** start Listing **
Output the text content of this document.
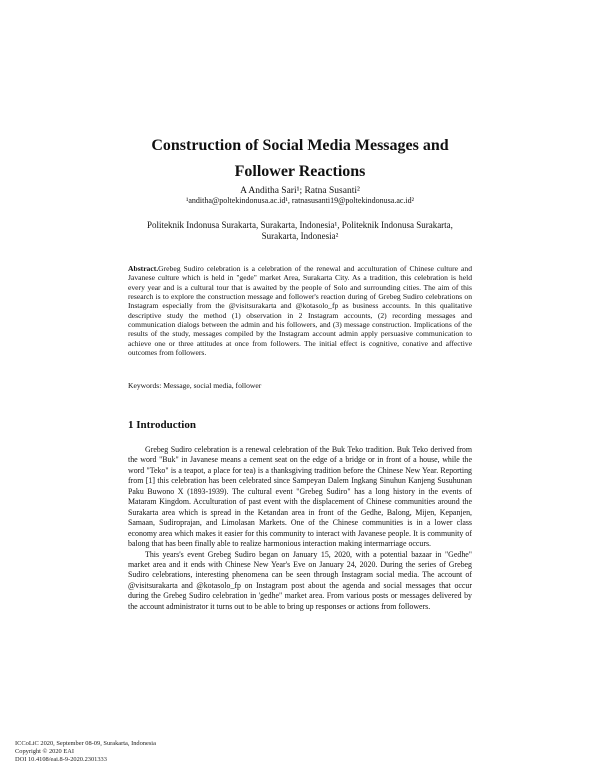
Construction of Social Media Messages and
Follower Reactions
A Anditha Sari¹; Ratna Susanti²
¹anditha@poltekindonusa.ac.id¹, ratnasusanti19@poltekindonusa.ac.id²
Politeknik Indonusa Surakarta, Surakarta, Indonesia¹, Politeknik Indonusa Surakarta, Surakarta, Indonesia²

Abstract.Grebeg Sudiro celebration is a celebration of the renewal and acculturation of Chinese culture and Javanese culture which is held in "gede" market Area, Surakarta City. As a tradition, this celebration is held every year and is a cultural tour that is awaited by the people of Solo and surrounding cities. The aim of this research is to explore the construction message and follower's reaction during of Grebeg Sudiro celebrations on Instagram especially from the @visitsurakarta and @kotasolo_fp as business accounts. In this qualitative descriptive study the method (1) observation in 2 Instagram accounts, (2) recording messages and communication dialogs between the admin and his followers, and (3) message construction. Implications of the results of the study, messages compiled by the Instagram account admin apply persuasive communication to achieve one or three attitudes at once from followers. The initial effect is cognitive, conative and affective outcomes from followers.

Keywords: Message, social media, follower
1 Introduction

Grebeg Sudiro celebration is a renewal celebration of the Buk Teko tradition. Buk Teko derived from the word "Buk" in Javanese means a cement seat on the edge of a bridge or in front of a house, while the word "Teko" is a teapot, a place for tea) is a thanksgiving tradition before the Chinese New Year. Reporting from [1] this celebration has been celebrated since Sampeyan Dalem Ingkang Sinuhun Kanjeng Susuhunan Paku Buwono X (1893-1939). The cultural event "Grebeg Sudiro" has a long history in the events of Mataram Kingdom. Acculturation of past event with the displacement of Chinese communities around the Surakarta area which is spread in the Ketandan area in front of the Gedhe, Balong, Mijen, Kepanjen, Samaan, Sudiroprajan, and Limolasan Markets. One of the Chinese communities is in a lower class economy area which makes it easier for this community to interact with Javanese people. It is community of balong that has been finally able to realize harmonious interaction making intermarriage occurs.

This years's event Grebeg Sudiro began on January 15, 2020, with a potential bazaar in "Gedhe" market area and it ends with Chinese New Year's Eve on January 24, 2020. During the series of Grebeg Sudiro celebrations, interesting phenomena can be seen through Instagram social media. The account of @visitsurakarta and @kotasolo_fp on Instagram post about the agenda and social messages that occur during the Grebeg Sudiro celebration in 'gedhe" market area. From various posts or messages delivered by the account administrator it turns out to be able to bring up responses or actions from followers.

ICCoLiC 2020, September 08-09, Surakarta, Indonesia
Copyright © 2020 EAI
DOI 10.4108/eai.8-9-2020.2301333
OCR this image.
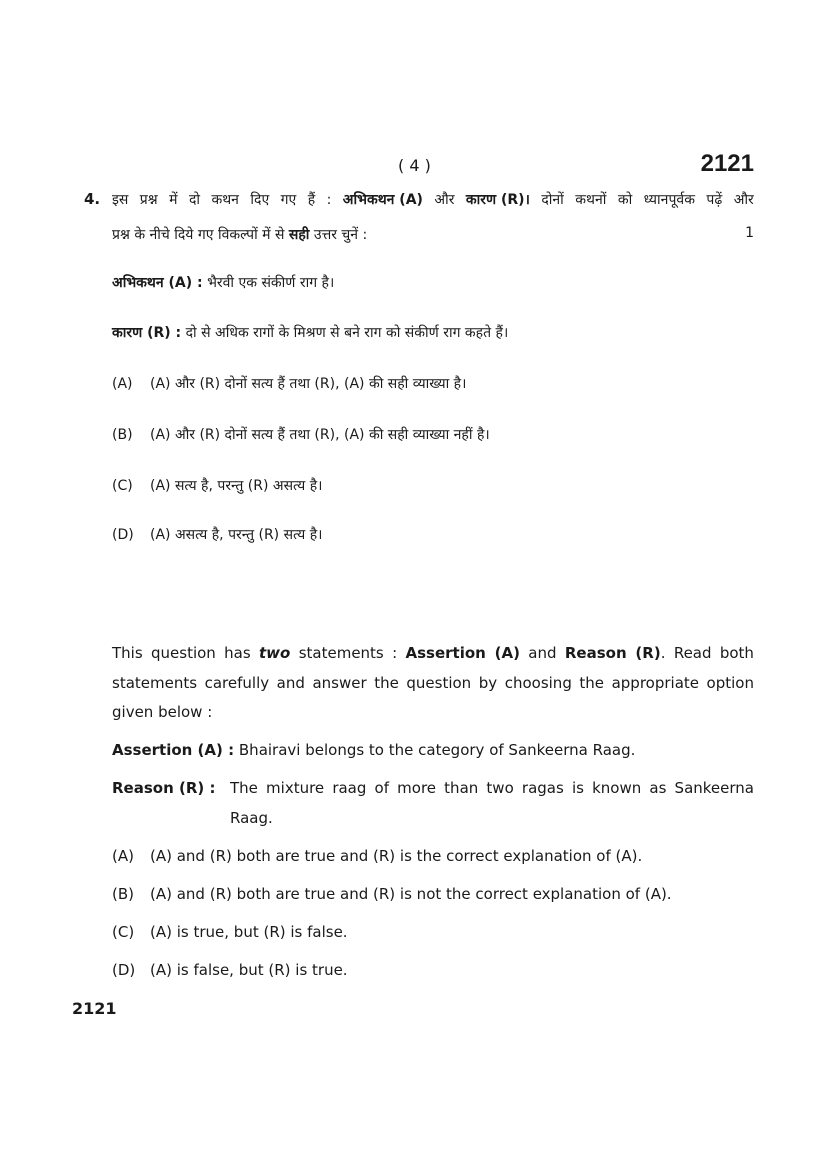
( 4 )	2121
4. इस प्रश्न में दो कथन दिए गए हैं : अभिकथन (A) और कारण (R)। दोनों कथनों को ध्यानपूर्वक पढ़ें और
प्रश्न के नीचे दिये गए विकल्पों में से सही उत्तर चुनें :	1
अभिकथन (A) : भैरवी एक संकीर्ण राग है।
कारण (R) : दो से अधिक रागों के मिश्रण से बने राग को संकीर्ण राग कहते हैं।
(A) (A) और (R) दोनों सत्य हैं तथा (R), (A) की सही व्याख्या है।
(B) (A) और (R) दोनों सत्य हैं तथा (R), (A) की सही व्याख्या नहीं है।
(C) (A) सत्य है, परन्तु (R) असत्य है।
(D) (A) असत्य है, परन्तु (R) सत्य है।
This question has two statements : Assertion (A) and Reason (R). Read both statements carefully and answer the question by choosing the appropriate option given below :
Assertion (A) : Bhairavi belongs to the category of Sankeerna Raag.
Reason (R) : The mixture raag of more than two ragas is known as Sankeerna Raag.
(A) (A) and (R) both are true and (R) is the correct explanation of (A).
(B) (A) and (R) both are true and (R) is not the correct explanation of (A).
(C) (A) is true, but (R) is false.
(D) (A) is false, but (R) is true.
2121
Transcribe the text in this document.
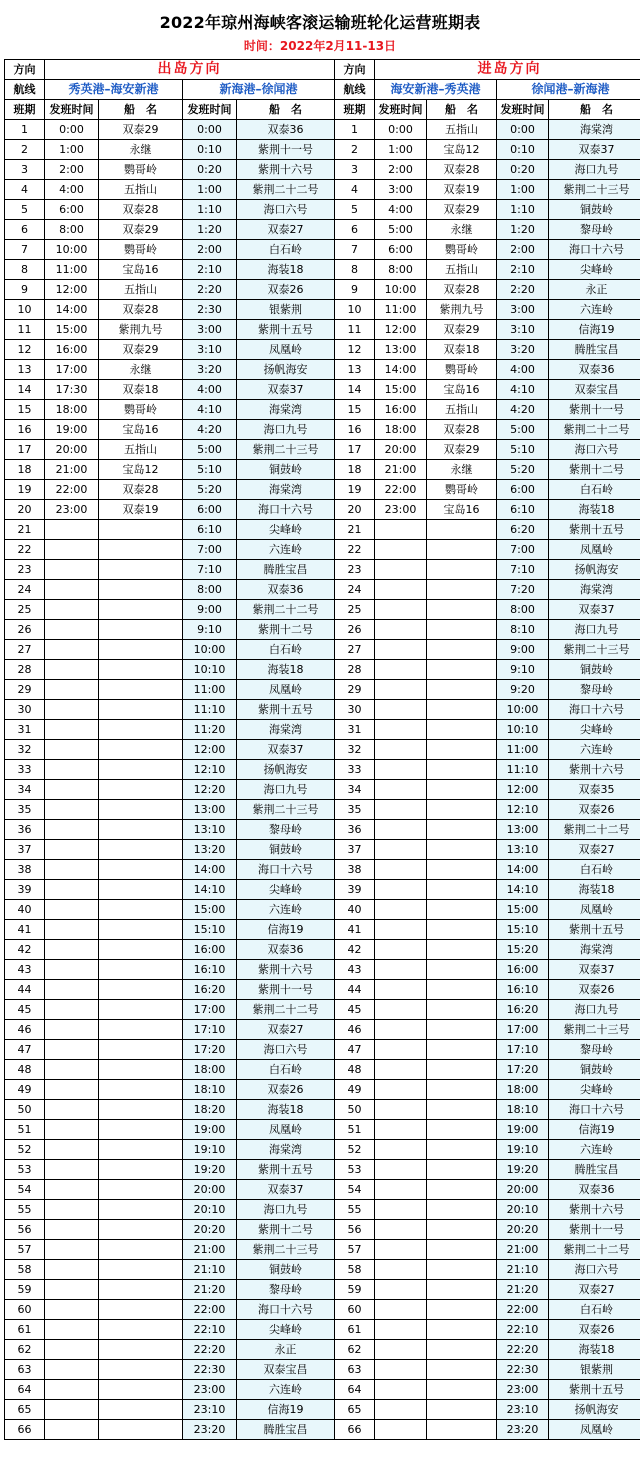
2022年琼州海峡客滚运输班轮化运营班期表
时间：2022年2月11-13日
方向	出岛方向				方向	进岛方向			
航线	秀英港–海安新港		新海港–徐闻港		航线	海安新港–秀英港		徐闻港–新海港	
班期	发班时间	船　名	发班时间	船　名	班期	发班时间	船　名	发班时间	船　名
1	0:00	双泰29	0:00	双泰36	1	0:00	五指山	0:00	海棠湾
2	1:00	永继	0:10	紫荆十一号	2	1:00	宝岛12	0:10	双泰37
3	2:00	鹦哥岭	0:20	紫荆十六号	3	2:00	双泰28	0:20	海口九号
4	4:00	五指山	1:00	紫荆二十二号	4	3:00	双泰19	1:00	紫荆二十三号
5	6:00	双泰28	1:10	海口六号	5	4:00	双泰29	1:10	铜鼓岭
6	8:00	双泰29	1:20	双泰27	6	5:00	永继	1:20	黎母岭
7	10:00	鹦哥岭	2:00	白石岭	7	6:00	鹦哥岭	2:00	海口十六号
8	11:00	宝岛16	2:10	海装18	8	8:00	五指山	2:10	尖峰岭
9	12:00	五指山	2:20	双泰26	9	10:00	双泰28	2:20	永正
10	14:00	双泰28	2:30	银紫荆	10	11:00	紫荆九号	3:00	六连岭
11	15:00	紫荆九号	3:00	紫荆十五号	11	12:00	双泰29	3:10	信海19
12	16:00	双泰29	3:10	凤凰岭	12	13:00	双泰18	3:20	腾胜宝昌
13	17:00	永继	3:20	扬帆海安	13	14:00	鹦哥岭	4:00	双泰36
14	17:30	双泰18	4:00	双泰37	14	15:00	宝岛16	4:10	双泰宝昌
15	18:00	鹦哥岭	4:10	海棠湾	15	16:00	五指山	4:20	紫荆十一号
16	19:00	宝岛16	4:20	海口九号	16	18:00	双泰28	5:00	紫荆二十二号
17	20:00	五指山	5:00	紫荆二十三号	17	20:00	双泰29	5:10	海口六号
18	21:00	宝岛12	5:10	铜鼓岭	18	21:00	永继	5:20	紫荆十二号
19	22:00	双泰28	5:20	海棠湾	19	22:00	鹦哥岭	6:00	白石岭
20	23:00	双泰19	6:00	海口十六号	20	23:00	宝岛16	6:10	海装18
21			6:10	尖峰岭	21			6:20	紫荆十五号
22			7:00	六连岭	22			7:00	凤凰岭
23			7:10	腾胜宝昌	23			7:10	扬帆海安
24			8:00	双泰36	24			7:20	海棠湾
25			9:00	紫荆二十二号	25			8:00	双泰37
26			9:10	紫荆十二号	26			8:10	海口九号
27			10:00	白石岭	27			9:00	紫荆二十三号
28			10:10	海装18	28			9:10	铜鼓岭
29			11:00	凤凰岭	29			9:20	黎母岭
30			11:10	紫荆十五号	30			10:00	海口十六号
31			11:20	海棠湾	31			10:10	尖峰岭
32			12:00	双泰37	32			11:00	六连岭
33			12:10	扬帆海安	33			11:10	紫荆十六号
34			12:20	海口九号	34			12:00	双泰35
35			13:00	紫荆二十三号	35			12:10	双泰26
36			13:10	黎母岭	36			13:00	紫荆二十二号
37			13:20	铜鼓岭	37			13:10	双泰27
38			14:00	海口十六号	38			14:00	白石岭
39			14:10	尖峰岭	39			14:10	海装18
40			15:00	六连岭	40			15:00	凤凰岭
41			15:10	信海19	41			15:10	紫荆十五号
42			16:00	双泰36	42			15:20	海棠湾
43			16:10	紫荆十六号	43			16:00	双泰37
44			16:20	紫荆十一号	44			16:10	双泰26
45			17:00	紫荆二十二号	45			16:20	海口九号
46			17:10	双泰27	46			17:00	紫荆二十三号
47			17:20	海口六号	47			17:10	黎母岭
48			18:00	白石岭	48			17:20	铜鼓岭
49			18:10	双泰26	49			18:00	尖峰岭
50			18:20	海装18	50			18:10	海口十六号
51			19:00	凤凰岭	51			19:00	信海19
52			19:10	海棠湾	52			19:10	六连岭
53			19:20	紫荆十五号	53			19:20	腾胜宝昌
54			20:00	双泰37	54			20:00	双泰36
55			20:10	海口九号	55			20:10	紫荆十六号
56			20:20	紫荆十二号	56			20:20	紫荆十一号
57			21:00	紫荆二十三号	57			21:00	紫荆二十二号
58			21:10	铜鼓岭	58			21:10	海口六号
59			21:20	黎母岭	59			21:20	双泰27
60			22:00	海口十六号	60			22:00	白石岭
61			22:10	尖峰岭	61			22:10	双泰26
62			22:20	永正	62			22:20	海装18
63			22:30	双泰宝昌	63			22:30	银紫荆
64			23:00	六连岭	64			23:00	紫荆十五号
65			23:10	信海19	65			23:10	扬帆海安
66			23:20	腾胜宝昌	66			23:20	凤凰岭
** end Listing **
* **Task details**: From the entries above, pull out each line that includes "Reason".

* **Exercise output**:
This question has two statements : Assertion (A) and Reason (R). Read both statements carefully and answer the question by choosing the appropriate option given below :
Reason (R) : The mixture raag of more than two ragas is known as Sankeerna Raag.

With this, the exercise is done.